## BEGIN Dataset rows

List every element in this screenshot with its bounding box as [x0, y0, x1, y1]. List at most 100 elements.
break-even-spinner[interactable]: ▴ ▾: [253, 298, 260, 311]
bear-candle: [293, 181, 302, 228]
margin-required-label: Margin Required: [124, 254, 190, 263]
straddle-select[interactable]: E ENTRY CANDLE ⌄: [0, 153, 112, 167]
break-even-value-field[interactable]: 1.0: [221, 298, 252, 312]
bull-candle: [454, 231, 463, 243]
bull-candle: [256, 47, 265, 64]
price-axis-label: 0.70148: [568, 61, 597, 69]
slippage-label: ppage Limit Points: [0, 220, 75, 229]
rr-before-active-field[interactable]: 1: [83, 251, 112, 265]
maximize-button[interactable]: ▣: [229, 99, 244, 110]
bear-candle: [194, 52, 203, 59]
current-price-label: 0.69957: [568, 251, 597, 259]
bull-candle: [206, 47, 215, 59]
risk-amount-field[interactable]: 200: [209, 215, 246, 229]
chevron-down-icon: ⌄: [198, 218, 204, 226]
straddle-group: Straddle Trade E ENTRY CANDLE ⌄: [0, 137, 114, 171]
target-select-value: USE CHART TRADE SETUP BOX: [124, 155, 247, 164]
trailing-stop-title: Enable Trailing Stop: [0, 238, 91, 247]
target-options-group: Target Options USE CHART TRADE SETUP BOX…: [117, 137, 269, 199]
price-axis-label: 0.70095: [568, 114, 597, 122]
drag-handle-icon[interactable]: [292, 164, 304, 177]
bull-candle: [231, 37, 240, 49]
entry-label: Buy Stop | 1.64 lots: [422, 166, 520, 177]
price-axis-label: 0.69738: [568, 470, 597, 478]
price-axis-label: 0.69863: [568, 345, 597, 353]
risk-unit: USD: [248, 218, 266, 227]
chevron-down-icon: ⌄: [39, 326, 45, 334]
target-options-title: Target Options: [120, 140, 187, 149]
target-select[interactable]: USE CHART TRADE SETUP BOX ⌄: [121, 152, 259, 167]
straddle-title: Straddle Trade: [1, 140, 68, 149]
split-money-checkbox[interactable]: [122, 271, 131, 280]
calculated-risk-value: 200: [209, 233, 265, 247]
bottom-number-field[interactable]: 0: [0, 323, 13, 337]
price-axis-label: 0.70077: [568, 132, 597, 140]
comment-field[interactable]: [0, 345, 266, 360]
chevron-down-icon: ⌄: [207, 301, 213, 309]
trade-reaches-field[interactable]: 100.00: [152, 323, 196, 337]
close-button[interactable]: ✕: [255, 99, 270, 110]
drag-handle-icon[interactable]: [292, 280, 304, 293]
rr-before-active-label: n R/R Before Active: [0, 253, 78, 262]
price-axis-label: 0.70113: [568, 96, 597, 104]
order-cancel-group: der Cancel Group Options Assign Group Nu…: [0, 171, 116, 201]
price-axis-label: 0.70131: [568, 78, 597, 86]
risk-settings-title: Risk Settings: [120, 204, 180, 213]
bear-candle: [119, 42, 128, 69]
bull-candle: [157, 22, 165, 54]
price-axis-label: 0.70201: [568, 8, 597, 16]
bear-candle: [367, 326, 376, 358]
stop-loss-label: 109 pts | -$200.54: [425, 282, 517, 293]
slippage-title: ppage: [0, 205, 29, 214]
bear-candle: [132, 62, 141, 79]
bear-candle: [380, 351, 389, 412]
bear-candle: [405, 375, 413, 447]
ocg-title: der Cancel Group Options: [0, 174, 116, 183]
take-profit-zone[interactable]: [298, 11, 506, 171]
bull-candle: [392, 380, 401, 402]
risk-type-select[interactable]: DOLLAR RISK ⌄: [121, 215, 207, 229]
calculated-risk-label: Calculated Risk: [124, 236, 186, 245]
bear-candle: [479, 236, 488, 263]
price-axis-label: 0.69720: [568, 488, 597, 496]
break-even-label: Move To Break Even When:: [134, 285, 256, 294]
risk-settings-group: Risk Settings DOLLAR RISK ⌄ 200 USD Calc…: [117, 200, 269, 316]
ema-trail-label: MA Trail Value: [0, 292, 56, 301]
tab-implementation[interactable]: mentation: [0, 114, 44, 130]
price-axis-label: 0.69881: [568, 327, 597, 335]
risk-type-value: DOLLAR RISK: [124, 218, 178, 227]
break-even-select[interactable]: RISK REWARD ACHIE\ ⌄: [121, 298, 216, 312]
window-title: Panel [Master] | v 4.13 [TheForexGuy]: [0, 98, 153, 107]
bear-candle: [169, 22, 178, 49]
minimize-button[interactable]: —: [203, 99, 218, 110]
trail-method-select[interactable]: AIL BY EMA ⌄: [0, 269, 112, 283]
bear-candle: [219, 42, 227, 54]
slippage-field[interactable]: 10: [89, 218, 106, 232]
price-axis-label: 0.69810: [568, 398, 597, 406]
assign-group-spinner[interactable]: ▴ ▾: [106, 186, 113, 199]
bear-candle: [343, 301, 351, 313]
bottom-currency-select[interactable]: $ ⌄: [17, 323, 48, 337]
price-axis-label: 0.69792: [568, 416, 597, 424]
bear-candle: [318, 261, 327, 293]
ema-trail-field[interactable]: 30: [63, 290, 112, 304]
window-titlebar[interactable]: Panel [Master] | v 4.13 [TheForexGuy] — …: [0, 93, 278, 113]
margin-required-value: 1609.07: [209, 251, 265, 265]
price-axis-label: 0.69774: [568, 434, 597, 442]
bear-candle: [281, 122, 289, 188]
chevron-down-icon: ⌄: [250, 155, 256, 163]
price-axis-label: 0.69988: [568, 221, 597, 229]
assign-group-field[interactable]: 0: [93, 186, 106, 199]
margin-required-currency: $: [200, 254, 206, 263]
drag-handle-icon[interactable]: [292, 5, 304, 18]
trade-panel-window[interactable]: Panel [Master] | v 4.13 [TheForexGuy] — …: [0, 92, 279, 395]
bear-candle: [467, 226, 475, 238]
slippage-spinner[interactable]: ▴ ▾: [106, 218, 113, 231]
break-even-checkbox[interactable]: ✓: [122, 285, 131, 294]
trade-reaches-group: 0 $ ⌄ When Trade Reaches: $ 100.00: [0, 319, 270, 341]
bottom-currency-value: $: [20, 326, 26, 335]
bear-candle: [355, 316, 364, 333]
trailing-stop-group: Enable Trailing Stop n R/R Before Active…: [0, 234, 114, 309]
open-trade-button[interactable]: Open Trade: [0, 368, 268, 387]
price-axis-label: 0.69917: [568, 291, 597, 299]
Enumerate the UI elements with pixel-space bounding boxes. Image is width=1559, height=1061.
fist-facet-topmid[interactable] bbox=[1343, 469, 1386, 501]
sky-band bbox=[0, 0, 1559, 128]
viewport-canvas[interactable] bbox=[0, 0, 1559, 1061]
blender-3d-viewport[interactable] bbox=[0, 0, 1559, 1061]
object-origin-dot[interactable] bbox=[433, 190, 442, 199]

## END Dataset rows

Return the lines of the records exactly, beginning with the first line and continuing through the line that contains "break-even-value-field[interactable]: 1.0: [221, 298, 252, 312]", both included.

» **Task response**:
List every element in this screenshot with its bounding box as [x0, y0, x1, y1]. List at most 100 elements.
break-even-spinner[interactable]: ▴ ▾: [253, 298, 260, 311]
bear-candle: [293, 181, 302, 228]
margin-required-label: Margin Required: [124, 254, 190, 263]
straddle-select[interactable]: E ENTRY CANDLE ⌄: [0, 153, 112, 167]
break-even-value-field[interactable]: 1.0: [221, 298, 252, 312]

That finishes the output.